— Start of Input —

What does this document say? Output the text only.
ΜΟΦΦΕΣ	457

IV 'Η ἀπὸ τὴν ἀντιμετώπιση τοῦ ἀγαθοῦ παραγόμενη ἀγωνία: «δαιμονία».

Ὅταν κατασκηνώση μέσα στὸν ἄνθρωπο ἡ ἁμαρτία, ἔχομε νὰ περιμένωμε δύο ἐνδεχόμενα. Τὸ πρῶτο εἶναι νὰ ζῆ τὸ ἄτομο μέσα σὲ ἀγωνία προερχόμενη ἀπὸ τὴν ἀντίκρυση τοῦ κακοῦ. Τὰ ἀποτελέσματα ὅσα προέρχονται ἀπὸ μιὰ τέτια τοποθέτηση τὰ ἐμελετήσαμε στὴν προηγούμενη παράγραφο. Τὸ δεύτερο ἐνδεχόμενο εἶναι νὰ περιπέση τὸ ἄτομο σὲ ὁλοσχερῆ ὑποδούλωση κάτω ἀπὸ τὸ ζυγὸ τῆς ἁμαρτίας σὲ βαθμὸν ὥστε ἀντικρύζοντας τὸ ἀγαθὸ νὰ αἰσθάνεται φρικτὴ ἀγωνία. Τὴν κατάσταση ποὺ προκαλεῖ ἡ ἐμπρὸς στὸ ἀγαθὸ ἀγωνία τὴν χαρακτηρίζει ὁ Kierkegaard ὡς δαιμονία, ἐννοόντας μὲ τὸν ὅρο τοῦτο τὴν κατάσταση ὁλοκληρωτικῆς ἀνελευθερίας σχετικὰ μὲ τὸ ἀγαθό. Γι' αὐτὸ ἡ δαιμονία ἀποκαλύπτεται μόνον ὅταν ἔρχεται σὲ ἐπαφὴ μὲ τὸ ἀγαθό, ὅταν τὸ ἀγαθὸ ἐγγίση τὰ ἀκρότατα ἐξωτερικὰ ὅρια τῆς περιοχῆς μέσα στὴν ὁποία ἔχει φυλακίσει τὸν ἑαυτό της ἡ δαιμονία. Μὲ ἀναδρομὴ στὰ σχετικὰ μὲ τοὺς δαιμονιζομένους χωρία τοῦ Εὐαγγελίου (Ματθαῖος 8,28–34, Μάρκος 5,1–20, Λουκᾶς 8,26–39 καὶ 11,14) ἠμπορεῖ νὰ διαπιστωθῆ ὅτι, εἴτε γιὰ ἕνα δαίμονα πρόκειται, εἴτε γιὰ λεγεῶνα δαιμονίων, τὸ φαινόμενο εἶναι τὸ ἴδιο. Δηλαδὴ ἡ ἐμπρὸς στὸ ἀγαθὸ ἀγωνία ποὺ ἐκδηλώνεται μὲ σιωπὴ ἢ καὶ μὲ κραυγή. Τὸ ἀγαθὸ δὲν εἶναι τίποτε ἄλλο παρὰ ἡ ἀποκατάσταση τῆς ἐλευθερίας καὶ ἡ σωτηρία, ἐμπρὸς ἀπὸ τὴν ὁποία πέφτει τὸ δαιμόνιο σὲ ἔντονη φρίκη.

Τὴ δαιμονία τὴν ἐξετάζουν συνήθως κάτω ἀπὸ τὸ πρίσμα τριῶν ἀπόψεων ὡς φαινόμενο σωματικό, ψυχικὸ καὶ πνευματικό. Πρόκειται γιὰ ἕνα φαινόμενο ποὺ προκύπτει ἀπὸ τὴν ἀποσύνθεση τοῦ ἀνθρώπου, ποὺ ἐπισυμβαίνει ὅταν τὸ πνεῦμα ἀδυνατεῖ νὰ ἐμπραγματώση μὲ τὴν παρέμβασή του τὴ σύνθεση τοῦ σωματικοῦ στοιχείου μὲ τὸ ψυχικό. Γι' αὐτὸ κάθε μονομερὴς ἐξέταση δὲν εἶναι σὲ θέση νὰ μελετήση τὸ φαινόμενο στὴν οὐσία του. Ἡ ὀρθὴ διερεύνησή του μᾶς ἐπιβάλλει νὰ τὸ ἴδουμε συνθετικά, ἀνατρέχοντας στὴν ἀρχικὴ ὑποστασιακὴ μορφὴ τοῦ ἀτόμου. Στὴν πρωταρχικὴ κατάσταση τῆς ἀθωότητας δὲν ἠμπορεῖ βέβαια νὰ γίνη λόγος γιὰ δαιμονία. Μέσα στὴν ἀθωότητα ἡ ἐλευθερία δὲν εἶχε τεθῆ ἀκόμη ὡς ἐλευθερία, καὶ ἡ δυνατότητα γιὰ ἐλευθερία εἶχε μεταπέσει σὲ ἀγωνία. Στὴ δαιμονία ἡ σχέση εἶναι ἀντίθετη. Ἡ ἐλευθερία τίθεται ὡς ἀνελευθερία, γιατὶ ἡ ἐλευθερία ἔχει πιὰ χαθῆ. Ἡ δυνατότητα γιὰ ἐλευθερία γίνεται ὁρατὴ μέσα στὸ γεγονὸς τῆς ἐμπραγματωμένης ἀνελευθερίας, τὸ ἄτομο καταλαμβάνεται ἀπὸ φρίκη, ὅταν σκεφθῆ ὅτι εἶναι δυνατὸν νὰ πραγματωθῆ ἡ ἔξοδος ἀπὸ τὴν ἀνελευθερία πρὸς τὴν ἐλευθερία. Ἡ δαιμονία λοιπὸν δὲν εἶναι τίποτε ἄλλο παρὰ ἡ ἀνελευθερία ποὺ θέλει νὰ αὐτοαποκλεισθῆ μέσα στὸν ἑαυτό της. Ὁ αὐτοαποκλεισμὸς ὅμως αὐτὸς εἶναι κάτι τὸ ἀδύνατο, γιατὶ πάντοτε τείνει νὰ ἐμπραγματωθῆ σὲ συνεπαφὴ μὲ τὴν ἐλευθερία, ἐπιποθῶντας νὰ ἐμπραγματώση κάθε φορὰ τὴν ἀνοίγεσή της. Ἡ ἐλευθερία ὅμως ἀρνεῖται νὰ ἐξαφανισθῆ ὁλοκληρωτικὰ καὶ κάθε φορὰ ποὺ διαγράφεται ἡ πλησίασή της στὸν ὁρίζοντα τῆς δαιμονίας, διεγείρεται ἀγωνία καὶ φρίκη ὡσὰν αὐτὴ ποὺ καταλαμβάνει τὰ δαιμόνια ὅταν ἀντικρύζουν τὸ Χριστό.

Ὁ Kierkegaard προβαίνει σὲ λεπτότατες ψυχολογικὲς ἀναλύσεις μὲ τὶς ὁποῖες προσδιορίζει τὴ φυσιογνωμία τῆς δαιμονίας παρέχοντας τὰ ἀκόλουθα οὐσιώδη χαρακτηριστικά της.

— End of Input —

■ **Written exercise**:
Type out the whole listing above again, exactly as it stands.

■ **Output for this exercise**:
What does this document say? Output the text only.
ΜΟΦΦΕΣ	457

IV 'Η ἀπὸ τὴν ἀντιμετώπιση τοῦ ἀγαθοῦ παραγόμενη ἀγωνία: «δαιμονία».

Ὅταν κατασκηνώση μέσα στὸν ἄνθρωπο ἡ ἁμαρτία, ἔχομε νὰ περιμένωμε δύο ἐνδεχόμενα. Τὸ πρῶτο εἶναι νὰ ζῆ τὸ ἄτομο μέσα σὲ ἀγωνία προερχόμενη ἀπὸ τὴν ἀντίκρυση τοῦ κακοῦ. Τὰ ἀποτελέσματα ὅσα προέρχονται ἀπὸ μιὰ τέτια τοποθέτηση τὰ ἐμελετήσαμε στὴν προηγούμενη παράγραφο. Τὸ δεύτερο ἐνδεχόμενο εἶναι νὰ περιπέση τὸ ἄτομο σὲ ὁλοσχερῆ ὑποδούλωση κάτω ἀπὸ τὸ ζυγὸ τῆς ἁμαρτίας σὲ βαθμὸν ὥστε ἀντικρύζοντας τὸ ἀγαθὸ νὰ αἰσθάνεται φρικτὴ ἀγωνία. Τὴν κατάσταση ποὺ προκαλεῖ ἡ ἐμπρὸς στὸ ἀγαθὸ ἀγωνία τὴν χαρακτηρίζει ὁ Kierkegaard ὡς δαιμονία, ἐννοόντας μὲ τὸν ὅρο τοῦτο τὴν κατάσταση ὁλοκληρωτικῆς ἀνελευθερίας σχετικὰ μὲ τὸ ἀγαθό. Γι' αὐτὸ ἡ δαιμονία ἀποκαλύπτεται μόνον ὅταν ἔρχεται σὲ ἐπαφὴ μὲ τὸ ἀγαθό, ὅταν τὸ ἀγαθὸ ἐγγίση τὰ ἀκρότατα ἐξωτερικὰ ὅρια τῆς περιοχῆς μέσα στὴν ὁποία ἔχει φυλακίσει τὸν ἑαυτό της ἡ δαιμονία. Μὲ ἀναδρομὴ στὰ σχετικὰ μὲ τοὺς δαιμονιζομένους χωρία τοῦ Εὐαγγελίου (Ματθαῖος 8,28–34, Μάρκος 5,1–20, Λουκᾶς 8,26–39 καὶ 11,14) ἠμπορεῖ νὰ διαπιστωθῆ ὅτι, εἴτε γιὰ ἕνα δαίμονα πρόκειται, εἴτε γιὰ λεγεῶνα δαιμονίων, τὸ φαινόμενο εἶναι τὸ ἴδιο. Δηλαδὴ ἡ ἐμπρὸς στὸ ἀγαθὸ ἀγωνία ποὺ ἐκδηλώνεται μὲ σιωπὴ ἢ καὶ μὲ κραυγή. Τὸ ἀγαθὸ δὲν εἶναι τίποτε ἄλλο παρὰ ἡ ἀποκατάσταση τῆς ἐλευθερίας καὶ ἡ σωτηρία, ἐμπρὸς ἀπὸ τὴν ὁποία πέφτει τὸ δαιμόνιο σὲ ἔντονη φρίκη.

Τὴ δαιμονία τὴν ἐξετάζουν συνήθως κάτω ἀπὸ τὸ πρίσμα τριῶν ἀπόψεων ὡς φαινόμενο σωματικό, ψυχικὸ καὶ πνευματικό. Πρόκειται γιὰ ἕνα φαινόμενο ποὺ προκύπτει ἀπὸ τὴν ἀποσύνθεση τοῦ ἀνθρώπου, ποὺ ἐπισυμβαίνει ὅταν τὸ πνεῦμα ἀδυνατεῖ νὰ ἐμπραγματώση μὲ τὴν παρέμβασή του τὴ σύνθεση τοῦ σωματικοῦ στοιχείου μὲ τὸ ψυχικό. Γι' αὐτὸ κάθε μονομερὴς ἐξέταση δὲν εἶναι σὲ θέση νὰ μελετήση τὸ φαινόμενο στὴν οὐσία του. Ἡ ὀρθὴ διερεύνησή του μᾶς ἐπιβάλλει νὰ τὸ ἴδουμε συνθετικά, ἀνατρέχοντας στὴν ἀρχικὴ ὑποστασιακὴ μορφὴ τοῦ ἀτόμου. Στὴν πρωταρχικὴ κατάσταση τῆς ἀθωότητας δὲν ἠμπορεῖ βέβαια νὰ γίνη λόγος γιὰ δαιμονία. Μέσα στὴν ἀθωότητα ἡ ἐλευθερία δὲν εἶχε τεθῆ ἀκόμη ὡς ἐλευθερία, καὶ ἡ δυνατότητα γιὰ ἐλευθερία εἶχε μεταπέσει σὲ ἀγωνία. Στὴ δαιμονία ἡ σχέση εἶναι ἀντίθετη. Ἡ ἐλευθερία τίθεται ὡς ἀνελευθερία, γιατὶ ἡ ἐλευθερία ἔχει πιὰ χαθῆ. Ἡ δυνατότητα γιὰ ἐλευθερία γίνεται ὁρατὴ μέσα στὸ γεγονὸς τῆς ἐμπραγματωμένης ἀνελευθερίας, τὸ ἄτομο καταλαμβάνεται ἀπὸ φρίκη, ὅταν σκεφθῆ ὅτι εἶναι δυνατὸν νὰ πραγματωθῆ ἡ ἔξοδος ἀπὸ τὴν ἀνελευθερία πρὸς τὴν ἐλευθερία. Ἡ δαιμονία λοιπὸν δὲν εἶναι τίποτε ἄλλο παρὰ ἡ ἀνελευθερία ποὺ θέλει νὰ αὐτοαποκλεισθῆ μέσα στὸν ἑαυτό της. Ὁ αὐτοαποκλεισμὸς ὅμως αὐτὸς εἶναι κάτι τὸ ἀδύνατο, γιατὶ πάντοτε τείνει νὰ ἐμπραγματωθῆ σὲ συνεπαφὴ μὲ τὴν ἐλευθερία, ἐπιποθῶντας νὰ ἐμπραγματώση κάθε φορὰ τὴν ἀνοίγεσή της. Ἡ ἐλευθερία ὅμως ἀρνεῖται νὰ ἐξαφανισθῆ ὁλοκληρωτικὰ καὶ κάθε φορὰ ποὺ διαγράφεται ἡ πλησίασή της στὸν ὁρίζοντα τῆς δαιμονίας, διεγείρεται ἀγωνία καὶ φρίκη ὡσὰν αὐτὴ ποὺ καταλαμβάνει τὰ δαιμόνια ὅταν ἀντικρύζουν τὸ Χριστό.

Ὁ Kierkegaard προβαίνει σὲ λεπτότατες ψυχολογικὲς ἀναλύσεις μὲ τὶς ὁποῖες προσδιορίζει τὴ φυσιογνωμία τῆς δαιμονίας παρέχοντας τὰ ἀκόλουθα οὐσιώδη χαρακτηριστικά της.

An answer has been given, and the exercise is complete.